(Data items)
□ □ □ □ □

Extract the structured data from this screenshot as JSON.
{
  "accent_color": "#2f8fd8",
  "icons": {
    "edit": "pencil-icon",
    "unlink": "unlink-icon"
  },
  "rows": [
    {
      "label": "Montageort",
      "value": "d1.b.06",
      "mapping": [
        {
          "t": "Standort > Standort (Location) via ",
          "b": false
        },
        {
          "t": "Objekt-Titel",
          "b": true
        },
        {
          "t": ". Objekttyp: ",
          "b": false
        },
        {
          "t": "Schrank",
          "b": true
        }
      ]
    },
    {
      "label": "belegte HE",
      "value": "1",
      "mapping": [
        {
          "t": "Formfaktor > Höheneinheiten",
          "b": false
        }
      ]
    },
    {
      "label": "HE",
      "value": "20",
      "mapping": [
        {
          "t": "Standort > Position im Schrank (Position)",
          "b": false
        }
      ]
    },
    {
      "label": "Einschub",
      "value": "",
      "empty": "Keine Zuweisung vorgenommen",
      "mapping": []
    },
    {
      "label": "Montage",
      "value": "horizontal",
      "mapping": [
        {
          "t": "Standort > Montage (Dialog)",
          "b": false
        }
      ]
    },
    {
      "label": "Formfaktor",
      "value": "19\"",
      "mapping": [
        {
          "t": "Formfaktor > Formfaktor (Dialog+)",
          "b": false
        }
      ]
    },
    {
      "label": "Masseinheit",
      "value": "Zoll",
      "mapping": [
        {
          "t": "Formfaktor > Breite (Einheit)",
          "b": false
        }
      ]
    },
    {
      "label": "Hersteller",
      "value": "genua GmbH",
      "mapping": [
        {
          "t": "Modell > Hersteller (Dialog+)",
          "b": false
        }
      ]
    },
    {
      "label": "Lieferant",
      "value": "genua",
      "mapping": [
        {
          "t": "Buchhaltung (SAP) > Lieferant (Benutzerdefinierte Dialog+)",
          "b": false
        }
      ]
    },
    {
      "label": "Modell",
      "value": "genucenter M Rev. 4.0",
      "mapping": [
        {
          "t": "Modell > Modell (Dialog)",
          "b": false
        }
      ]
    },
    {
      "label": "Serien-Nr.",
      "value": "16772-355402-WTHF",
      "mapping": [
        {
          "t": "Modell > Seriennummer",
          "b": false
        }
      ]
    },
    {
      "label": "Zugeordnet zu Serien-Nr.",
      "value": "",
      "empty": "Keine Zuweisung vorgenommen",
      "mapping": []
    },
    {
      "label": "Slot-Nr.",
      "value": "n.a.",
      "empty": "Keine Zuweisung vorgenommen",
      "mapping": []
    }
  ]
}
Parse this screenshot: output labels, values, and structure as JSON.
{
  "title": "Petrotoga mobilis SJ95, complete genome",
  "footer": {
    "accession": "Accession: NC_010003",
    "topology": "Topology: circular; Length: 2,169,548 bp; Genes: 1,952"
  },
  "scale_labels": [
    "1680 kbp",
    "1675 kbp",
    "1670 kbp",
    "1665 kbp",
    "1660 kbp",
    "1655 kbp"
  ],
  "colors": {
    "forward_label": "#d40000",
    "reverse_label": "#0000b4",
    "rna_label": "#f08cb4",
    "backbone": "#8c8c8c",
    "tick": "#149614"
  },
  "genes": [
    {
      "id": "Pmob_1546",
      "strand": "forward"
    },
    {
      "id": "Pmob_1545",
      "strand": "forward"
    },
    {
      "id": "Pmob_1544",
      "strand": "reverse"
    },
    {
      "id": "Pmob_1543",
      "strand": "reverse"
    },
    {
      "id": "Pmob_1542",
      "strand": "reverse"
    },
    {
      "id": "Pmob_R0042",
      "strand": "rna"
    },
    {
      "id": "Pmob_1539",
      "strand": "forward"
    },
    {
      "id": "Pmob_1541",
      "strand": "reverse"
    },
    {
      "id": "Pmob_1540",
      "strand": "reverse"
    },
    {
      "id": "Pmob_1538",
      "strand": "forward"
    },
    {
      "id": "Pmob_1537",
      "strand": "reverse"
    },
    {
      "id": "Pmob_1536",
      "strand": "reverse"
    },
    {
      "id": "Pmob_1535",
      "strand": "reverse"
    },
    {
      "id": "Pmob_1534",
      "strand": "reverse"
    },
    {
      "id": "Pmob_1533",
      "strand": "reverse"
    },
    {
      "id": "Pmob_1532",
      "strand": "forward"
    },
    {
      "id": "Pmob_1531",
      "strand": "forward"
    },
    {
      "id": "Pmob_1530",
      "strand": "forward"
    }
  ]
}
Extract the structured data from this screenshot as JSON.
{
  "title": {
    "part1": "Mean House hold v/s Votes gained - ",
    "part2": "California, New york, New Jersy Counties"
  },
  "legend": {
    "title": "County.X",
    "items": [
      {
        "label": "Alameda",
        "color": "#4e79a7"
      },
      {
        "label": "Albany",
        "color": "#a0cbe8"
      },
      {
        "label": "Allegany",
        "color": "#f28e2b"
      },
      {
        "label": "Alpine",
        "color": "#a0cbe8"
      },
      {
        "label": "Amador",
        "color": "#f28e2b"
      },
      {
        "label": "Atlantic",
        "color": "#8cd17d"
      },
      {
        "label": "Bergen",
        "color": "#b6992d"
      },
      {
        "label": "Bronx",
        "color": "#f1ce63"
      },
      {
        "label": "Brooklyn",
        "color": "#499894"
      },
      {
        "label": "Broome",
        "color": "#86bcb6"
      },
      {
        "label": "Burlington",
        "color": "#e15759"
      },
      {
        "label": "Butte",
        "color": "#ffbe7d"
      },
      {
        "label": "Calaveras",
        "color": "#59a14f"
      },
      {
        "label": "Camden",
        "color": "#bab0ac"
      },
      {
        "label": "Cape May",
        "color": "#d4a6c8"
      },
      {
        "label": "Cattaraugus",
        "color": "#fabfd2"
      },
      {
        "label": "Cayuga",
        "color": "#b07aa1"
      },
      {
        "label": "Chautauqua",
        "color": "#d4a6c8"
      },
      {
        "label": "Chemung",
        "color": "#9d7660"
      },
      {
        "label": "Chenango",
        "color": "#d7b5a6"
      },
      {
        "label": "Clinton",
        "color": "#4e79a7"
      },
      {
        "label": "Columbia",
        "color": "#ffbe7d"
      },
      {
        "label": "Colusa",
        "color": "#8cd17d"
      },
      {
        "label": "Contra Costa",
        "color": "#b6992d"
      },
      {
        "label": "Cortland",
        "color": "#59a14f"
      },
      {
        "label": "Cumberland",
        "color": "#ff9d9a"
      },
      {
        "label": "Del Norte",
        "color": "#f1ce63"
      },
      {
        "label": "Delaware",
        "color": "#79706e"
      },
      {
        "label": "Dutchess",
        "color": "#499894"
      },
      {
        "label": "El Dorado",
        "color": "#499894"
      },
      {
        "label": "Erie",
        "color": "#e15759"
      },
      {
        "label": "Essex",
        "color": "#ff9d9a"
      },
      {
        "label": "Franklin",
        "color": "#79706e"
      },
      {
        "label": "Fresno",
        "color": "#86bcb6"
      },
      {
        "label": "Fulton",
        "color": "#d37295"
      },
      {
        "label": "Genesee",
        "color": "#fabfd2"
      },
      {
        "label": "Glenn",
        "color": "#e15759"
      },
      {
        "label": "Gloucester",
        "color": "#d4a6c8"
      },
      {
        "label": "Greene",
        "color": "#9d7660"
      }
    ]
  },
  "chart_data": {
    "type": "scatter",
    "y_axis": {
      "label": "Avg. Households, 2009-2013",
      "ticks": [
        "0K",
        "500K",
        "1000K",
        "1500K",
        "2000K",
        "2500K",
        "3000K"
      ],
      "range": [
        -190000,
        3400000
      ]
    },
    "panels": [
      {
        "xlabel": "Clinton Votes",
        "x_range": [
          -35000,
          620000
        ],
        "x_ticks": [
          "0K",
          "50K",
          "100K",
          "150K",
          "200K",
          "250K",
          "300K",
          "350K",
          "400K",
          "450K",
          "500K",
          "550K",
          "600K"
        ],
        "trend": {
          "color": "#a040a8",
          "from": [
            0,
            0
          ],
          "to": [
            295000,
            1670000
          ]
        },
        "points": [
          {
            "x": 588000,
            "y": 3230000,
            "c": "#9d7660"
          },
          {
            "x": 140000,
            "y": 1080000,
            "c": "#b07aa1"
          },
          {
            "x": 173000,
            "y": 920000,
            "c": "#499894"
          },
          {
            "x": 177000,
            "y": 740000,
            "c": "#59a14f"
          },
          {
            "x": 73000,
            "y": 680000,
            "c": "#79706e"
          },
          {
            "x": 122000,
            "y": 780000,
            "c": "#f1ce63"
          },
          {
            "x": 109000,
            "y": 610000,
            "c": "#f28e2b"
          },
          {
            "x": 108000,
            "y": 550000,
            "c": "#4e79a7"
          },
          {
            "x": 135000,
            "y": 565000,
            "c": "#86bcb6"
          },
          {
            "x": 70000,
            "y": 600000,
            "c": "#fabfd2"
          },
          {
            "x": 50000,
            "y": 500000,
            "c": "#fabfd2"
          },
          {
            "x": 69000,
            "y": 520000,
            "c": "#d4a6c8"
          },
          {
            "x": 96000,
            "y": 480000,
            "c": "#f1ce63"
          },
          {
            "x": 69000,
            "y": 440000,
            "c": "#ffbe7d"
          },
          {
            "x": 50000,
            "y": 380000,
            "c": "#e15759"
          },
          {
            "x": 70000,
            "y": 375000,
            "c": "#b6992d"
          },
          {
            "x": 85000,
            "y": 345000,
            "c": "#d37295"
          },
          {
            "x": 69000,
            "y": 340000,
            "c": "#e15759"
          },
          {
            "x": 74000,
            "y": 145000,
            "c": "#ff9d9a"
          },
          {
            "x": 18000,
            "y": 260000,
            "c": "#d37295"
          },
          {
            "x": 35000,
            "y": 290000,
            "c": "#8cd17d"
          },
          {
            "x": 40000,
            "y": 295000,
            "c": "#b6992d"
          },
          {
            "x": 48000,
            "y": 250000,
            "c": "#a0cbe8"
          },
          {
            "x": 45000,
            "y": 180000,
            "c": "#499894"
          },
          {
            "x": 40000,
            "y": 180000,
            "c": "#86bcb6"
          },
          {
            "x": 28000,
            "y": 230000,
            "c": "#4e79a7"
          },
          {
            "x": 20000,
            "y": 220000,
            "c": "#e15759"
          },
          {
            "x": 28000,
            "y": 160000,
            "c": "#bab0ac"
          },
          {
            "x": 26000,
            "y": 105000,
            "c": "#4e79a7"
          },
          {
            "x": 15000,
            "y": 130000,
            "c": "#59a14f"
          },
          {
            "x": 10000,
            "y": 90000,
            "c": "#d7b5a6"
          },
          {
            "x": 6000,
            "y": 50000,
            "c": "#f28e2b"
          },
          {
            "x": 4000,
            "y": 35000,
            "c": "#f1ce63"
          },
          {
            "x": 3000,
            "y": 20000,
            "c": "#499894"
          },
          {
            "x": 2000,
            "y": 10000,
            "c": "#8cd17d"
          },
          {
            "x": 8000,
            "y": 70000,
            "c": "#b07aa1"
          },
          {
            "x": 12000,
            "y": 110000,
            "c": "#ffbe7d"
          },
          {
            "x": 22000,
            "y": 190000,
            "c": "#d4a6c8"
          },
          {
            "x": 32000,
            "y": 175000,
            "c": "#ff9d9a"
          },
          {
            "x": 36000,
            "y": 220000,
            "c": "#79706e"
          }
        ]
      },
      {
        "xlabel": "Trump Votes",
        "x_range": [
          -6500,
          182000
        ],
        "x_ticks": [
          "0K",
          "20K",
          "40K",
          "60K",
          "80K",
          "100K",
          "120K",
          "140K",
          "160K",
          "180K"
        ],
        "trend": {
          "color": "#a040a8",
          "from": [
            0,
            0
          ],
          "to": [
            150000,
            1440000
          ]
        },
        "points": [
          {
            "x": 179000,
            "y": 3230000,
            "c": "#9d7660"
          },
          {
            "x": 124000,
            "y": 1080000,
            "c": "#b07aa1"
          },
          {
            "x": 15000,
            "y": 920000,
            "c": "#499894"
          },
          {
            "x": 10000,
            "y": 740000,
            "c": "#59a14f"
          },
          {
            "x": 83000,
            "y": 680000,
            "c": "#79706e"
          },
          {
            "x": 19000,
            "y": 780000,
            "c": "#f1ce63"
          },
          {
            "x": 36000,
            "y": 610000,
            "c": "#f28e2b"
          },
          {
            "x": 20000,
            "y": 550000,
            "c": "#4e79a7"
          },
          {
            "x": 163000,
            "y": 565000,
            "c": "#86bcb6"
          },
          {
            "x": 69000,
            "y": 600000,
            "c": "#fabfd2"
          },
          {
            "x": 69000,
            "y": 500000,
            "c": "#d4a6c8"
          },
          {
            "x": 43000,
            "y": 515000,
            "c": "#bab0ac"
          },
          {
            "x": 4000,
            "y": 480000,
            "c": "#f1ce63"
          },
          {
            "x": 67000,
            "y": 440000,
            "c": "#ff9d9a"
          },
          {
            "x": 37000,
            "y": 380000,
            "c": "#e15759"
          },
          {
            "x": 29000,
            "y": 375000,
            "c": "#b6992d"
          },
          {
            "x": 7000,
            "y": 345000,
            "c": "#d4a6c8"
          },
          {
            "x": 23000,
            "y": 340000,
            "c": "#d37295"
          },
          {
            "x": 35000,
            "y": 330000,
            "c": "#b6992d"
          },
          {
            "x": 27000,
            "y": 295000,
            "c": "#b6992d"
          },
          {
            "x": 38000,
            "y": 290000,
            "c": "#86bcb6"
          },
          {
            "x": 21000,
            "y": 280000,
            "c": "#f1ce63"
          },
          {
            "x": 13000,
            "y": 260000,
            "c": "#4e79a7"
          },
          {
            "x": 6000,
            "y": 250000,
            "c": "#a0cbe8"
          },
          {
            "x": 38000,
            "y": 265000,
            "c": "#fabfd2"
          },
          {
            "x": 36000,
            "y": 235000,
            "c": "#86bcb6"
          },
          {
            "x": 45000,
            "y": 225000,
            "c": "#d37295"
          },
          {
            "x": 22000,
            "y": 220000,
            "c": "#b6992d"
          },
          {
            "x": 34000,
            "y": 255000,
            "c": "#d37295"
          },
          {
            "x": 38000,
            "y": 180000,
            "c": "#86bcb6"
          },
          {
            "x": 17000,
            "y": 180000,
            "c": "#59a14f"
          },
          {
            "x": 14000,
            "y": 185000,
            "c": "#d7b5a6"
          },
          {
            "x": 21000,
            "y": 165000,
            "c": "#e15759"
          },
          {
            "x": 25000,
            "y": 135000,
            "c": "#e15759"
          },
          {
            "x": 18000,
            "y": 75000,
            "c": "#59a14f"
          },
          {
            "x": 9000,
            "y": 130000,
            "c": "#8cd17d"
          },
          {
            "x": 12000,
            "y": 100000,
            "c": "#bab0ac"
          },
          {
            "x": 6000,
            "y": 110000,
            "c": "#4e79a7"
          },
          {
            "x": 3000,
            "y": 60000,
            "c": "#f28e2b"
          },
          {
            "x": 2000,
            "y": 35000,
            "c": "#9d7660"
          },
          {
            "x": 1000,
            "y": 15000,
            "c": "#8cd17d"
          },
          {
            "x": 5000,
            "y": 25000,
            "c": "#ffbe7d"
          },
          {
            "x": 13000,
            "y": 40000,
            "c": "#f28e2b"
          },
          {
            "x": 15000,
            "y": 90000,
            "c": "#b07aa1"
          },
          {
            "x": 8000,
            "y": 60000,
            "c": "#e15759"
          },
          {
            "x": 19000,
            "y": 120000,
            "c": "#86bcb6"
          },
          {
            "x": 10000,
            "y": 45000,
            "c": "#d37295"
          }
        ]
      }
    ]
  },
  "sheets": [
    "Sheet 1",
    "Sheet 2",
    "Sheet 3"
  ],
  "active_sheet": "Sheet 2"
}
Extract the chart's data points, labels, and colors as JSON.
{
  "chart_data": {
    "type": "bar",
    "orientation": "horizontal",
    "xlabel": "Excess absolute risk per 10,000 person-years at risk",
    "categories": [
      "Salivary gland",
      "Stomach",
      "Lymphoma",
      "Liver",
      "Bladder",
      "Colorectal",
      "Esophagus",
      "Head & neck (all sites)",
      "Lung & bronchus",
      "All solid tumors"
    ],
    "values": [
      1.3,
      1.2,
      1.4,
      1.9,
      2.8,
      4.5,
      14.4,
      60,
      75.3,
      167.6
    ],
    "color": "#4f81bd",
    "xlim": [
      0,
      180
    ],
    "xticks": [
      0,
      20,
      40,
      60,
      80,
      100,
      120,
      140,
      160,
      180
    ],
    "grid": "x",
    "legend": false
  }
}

□ □ □ □ □

(Task statement) Transcribe exactly the lines from the one containing "Extract the chart's" through the end of the records, both included, and nothing else.

(Reply to the exercise)
Extract the chart's data points, labels, and colors as JSON.
{
  "chart_data": {
    "type": "bar",
    "orientation": "horizontal",
    "xlabel": "Excess absolute risk per 10,000 person-years at risk",
    "categories": [
      "Salivary gland",
      "Stomach",
      "Lymphoma",
      "Liver",
      "Bladder",
      "Colorectal",
      "Esophagus",
      "Head & neck (all sites)",
      "Lung & bronchus",
      "All solid tumors"
    ],
    "values": [
      1.3,
      1.2,
      1.4,
      1.9,
      2.8,
      4.5,
      14.4,
      60,
      75.3,
      167.6
    ],
    "color": "#4f81bd",
    "xlim": [
      0,
      180
    ],
    "xticks": [
      0,
      20,
      40,
      60,
      80,
      100,
      120,
      140,
      160,
      180
    ],
    "grid": "x",
    "legend": false
  }
}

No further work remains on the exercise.